Copy every line of the records below where the word "富有哲理" occurs.

Data extract
★ ★ ★ ★ ★

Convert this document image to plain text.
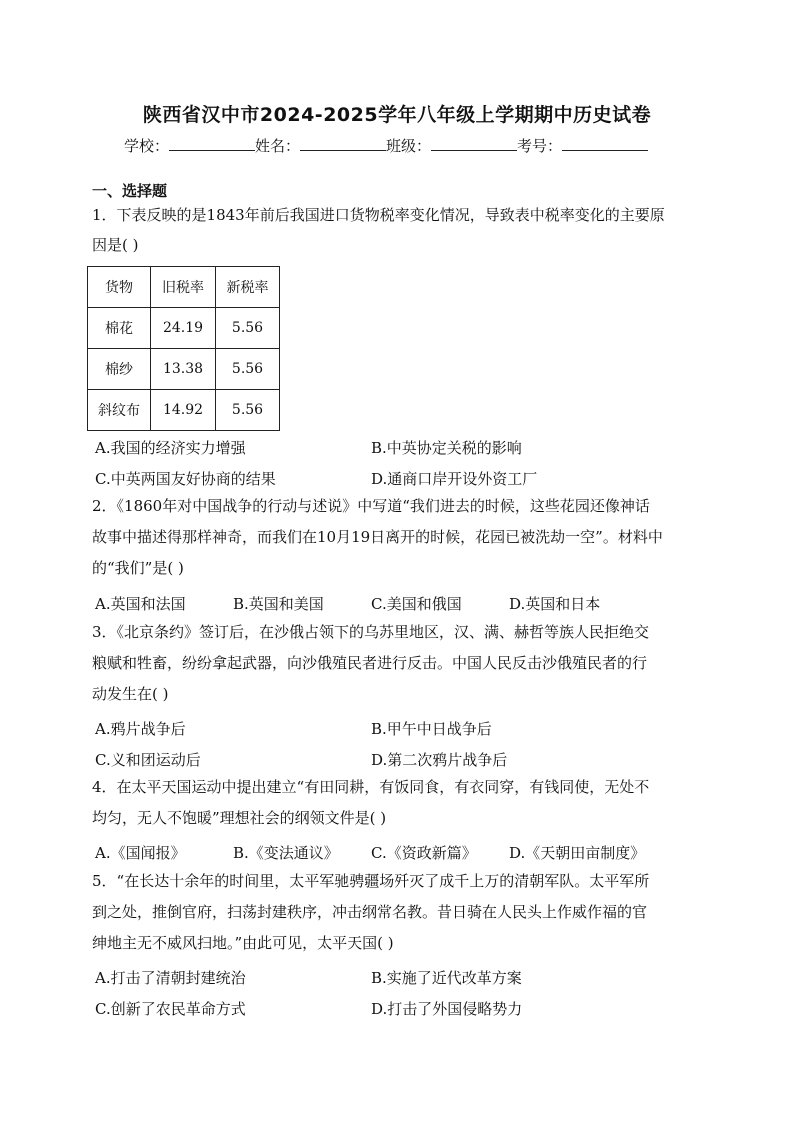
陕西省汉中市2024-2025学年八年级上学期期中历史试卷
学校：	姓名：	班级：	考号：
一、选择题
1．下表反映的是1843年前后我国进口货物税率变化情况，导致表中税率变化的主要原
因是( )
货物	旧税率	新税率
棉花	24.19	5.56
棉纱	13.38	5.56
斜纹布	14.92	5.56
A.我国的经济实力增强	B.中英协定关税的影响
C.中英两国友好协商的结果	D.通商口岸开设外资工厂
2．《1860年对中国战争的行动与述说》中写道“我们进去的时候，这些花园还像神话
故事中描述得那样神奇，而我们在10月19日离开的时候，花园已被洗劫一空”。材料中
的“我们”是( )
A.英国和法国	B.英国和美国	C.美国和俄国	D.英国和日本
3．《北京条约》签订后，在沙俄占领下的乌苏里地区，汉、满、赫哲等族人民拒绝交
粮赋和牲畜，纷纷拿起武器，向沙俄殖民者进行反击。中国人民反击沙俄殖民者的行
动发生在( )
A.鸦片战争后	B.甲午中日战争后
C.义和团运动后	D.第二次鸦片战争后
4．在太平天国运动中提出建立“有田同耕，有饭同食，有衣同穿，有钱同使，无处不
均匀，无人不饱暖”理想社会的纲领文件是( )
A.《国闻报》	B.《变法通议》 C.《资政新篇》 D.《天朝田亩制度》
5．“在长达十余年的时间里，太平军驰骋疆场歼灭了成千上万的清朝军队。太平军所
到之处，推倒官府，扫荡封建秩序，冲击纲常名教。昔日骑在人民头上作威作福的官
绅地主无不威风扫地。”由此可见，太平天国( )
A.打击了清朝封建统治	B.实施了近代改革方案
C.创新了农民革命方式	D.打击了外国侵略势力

★ ★ ★ ★ ★

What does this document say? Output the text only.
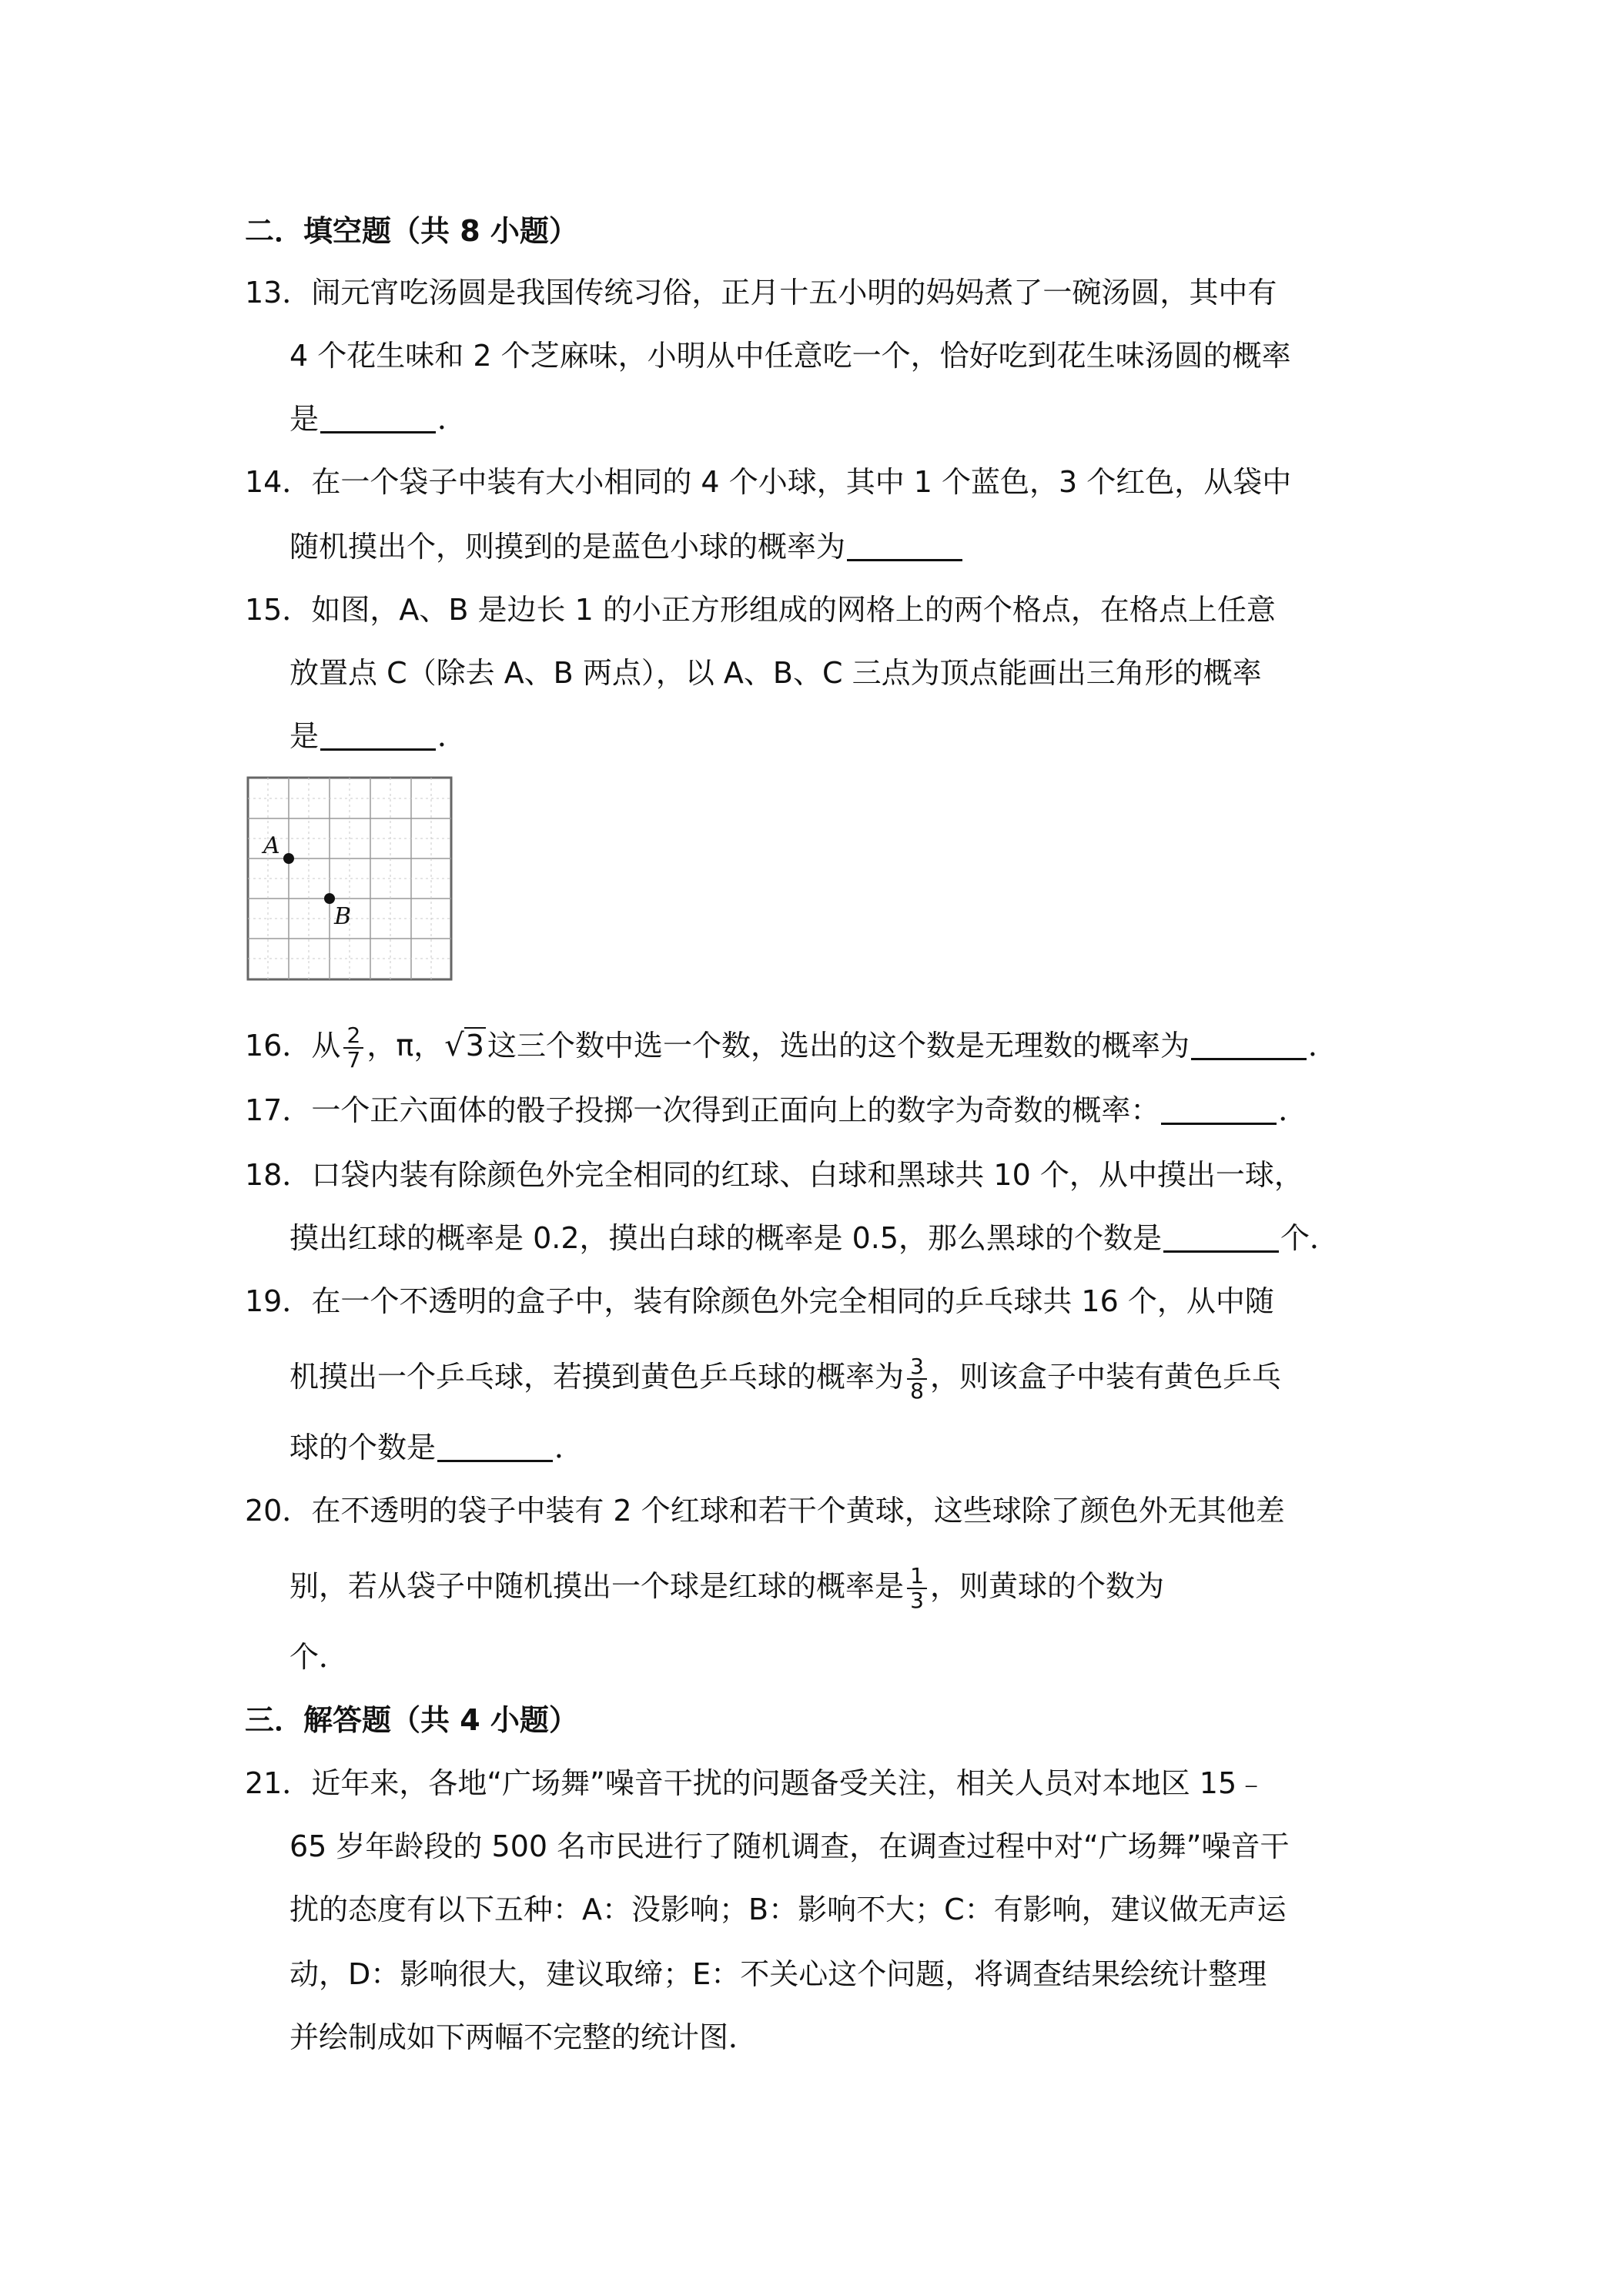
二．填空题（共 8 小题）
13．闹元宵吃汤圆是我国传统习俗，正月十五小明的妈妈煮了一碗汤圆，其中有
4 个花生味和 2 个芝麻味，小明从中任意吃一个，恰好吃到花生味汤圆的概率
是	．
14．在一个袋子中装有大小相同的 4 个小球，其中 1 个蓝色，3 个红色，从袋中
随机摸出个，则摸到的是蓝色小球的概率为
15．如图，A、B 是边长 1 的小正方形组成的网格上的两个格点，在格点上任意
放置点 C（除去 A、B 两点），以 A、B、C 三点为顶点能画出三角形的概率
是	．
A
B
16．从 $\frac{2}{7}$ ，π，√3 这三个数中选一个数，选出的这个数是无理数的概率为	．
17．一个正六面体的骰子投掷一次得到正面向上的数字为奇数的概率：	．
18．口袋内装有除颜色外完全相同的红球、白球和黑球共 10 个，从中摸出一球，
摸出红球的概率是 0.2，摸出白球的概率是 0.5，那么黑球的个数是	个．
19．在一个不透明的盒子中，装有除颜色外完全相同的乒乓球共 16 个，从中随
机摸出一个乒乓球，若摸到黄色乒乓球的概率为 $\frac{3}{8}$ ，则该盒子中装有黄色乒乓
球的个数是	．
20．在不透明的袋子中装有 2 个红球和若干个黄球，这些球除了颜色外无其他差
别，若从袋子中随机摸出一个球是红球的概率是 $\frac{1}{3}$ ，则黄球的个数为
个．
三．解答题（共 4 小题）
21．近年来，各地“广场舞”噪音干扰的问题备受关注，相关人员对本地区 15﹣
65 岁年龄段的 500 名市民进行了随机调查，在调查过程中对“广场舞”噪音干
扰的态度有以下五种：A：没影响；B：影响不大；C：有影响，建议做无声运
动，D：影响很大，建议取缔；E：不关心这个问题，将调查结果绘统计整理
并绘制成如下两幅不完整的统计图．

★ ★ ★ ★ ★

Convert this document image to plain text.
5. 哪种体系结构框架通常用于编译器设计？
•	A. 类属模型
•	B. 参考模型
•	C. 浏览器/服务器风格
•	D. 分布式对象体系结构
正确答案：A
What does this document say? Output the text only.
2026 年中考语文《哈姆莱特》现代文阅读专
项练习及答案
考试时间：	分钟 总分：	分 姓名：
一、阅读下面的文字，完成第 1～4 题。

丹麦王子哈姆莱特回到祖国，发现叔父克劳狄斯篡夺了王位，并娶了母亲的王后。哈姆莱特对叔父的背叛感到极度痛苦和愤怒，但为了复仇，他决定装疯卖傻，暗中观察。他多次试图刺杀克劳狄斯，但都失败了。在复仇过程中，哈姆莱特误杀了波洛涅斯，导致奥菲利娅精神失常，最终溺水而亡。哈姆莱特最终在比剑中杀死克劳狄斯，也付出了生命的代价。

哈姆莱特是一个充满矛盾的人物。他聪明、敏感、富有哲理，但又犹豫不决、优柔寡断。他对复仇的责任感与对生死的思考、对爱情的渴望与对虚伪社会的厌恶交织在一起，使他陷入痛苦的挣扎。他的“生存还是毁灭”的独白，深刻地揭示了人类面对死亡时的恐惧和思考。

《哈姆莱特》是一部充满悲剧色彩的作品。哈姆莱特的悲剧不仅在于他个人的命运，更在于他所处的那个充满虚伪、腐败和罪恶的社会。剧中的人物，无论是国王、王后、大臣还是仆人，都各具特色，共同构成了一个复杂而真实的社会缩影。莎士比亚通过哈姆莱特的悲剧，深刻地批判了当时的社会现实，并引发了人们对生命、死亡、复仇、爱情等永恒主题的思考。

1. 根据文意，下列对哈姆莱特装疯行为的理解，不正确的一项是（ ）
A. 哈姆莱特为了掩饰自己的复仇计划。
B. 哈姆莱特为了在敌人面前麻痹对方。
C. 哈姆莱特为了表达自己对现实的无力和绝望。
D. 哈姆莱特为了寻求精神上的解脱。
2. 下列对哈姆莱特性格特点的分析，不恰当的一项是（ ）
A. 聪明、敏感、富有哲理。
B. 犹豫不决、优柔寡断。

★ ★ ★ ★ ★

Task result
哈姆莱特是一个充满矛盾的人物。他聪明、敏感、富有哲理，但又犹豫不决、优柔寡断。他对复仇的责任感与对生死的思考、对爱情的渴望与对虚伪社会的厌恶交织在一起，使他陷入痛苦的挣扎。他的“生存还是毁灭”的独白，深刻地揭示了人类面对死亡时的恐惧和思考。
A. 聪明、敏感、富有哲理。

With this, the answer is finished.